The records should be repeated word for word, pictures excluded.

====== THE RECORDS ======

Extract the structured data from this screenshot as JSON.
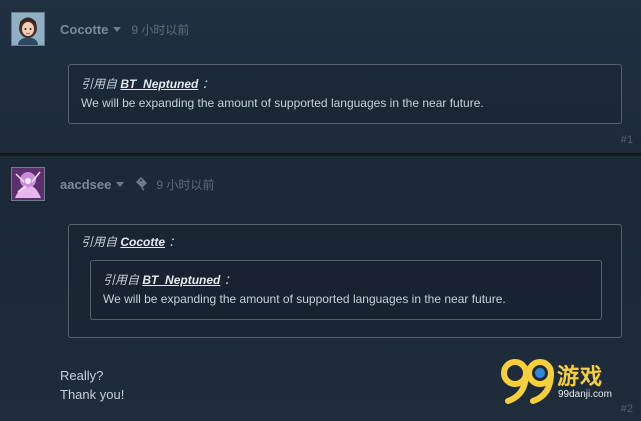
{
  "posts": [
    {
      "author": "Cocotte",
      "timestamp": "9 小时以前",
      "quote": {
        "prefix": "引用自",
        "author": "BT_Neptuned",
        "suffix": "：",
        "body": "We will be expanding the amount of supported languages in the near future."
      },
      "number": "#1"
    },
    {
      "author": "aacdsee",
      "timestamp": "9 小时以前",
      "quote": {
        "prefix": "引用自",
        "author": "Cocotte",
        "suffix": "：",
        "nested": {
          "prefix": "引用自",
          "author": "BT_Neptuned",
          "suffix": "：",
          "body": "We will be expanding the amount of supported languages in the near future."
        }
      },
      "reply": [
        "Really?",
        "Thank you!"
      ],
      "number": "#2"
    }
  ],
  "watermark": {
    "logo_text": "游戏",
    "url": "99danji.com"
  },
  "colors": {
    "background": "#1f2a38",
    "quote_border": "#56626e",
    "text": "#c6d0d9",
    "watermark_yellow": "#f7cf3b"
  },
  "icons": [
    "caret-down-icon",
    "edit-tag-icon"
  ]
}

======

_FULL SOLUTION:_
Extract the structured data from this screenshot as JSON.
{
  "posts": [
    {
      "author": "Cocotte",
      "timestamp": "9 小时以前",
      "quote": {
        "prefix": "引用自",
        "author": "BT_Neptuned",
        "suffix": "：",
        "body": "We will be expanding the amount of supported languages in the near future."
      },
      "number": "#1"
    },
    {
      "author": "aacdsee",
      "timestamp": "9 小时以前",
      "quote": {
        "prefix": "引用自",
        "author": "Cocotte",
        "suffix": "：",
        "nested": {
          "prefix": "引用自",
          "author": "BT_Neptuned",
          "suffix": "：",
          "body": "We will be expanding the amount of supported languages in the near future."
        }
      },
      "reply": [
        "Really?",
        "Thank you!"
      ],
      "number": "#2"
    }
  ],
  "watermark": {
    "logo_text": "游戏",
    "url": "99danji.com"
  },
  "colors": {
    "background": "#1f2a38",
    "quote_border": "#56626e",
    "text": "#c6d0d9",
    "watermark_yellow": "#f7cf3b"
  },
  "icons": [
    "caret-down-icon",
    "edit-tag-icon"
  ]
}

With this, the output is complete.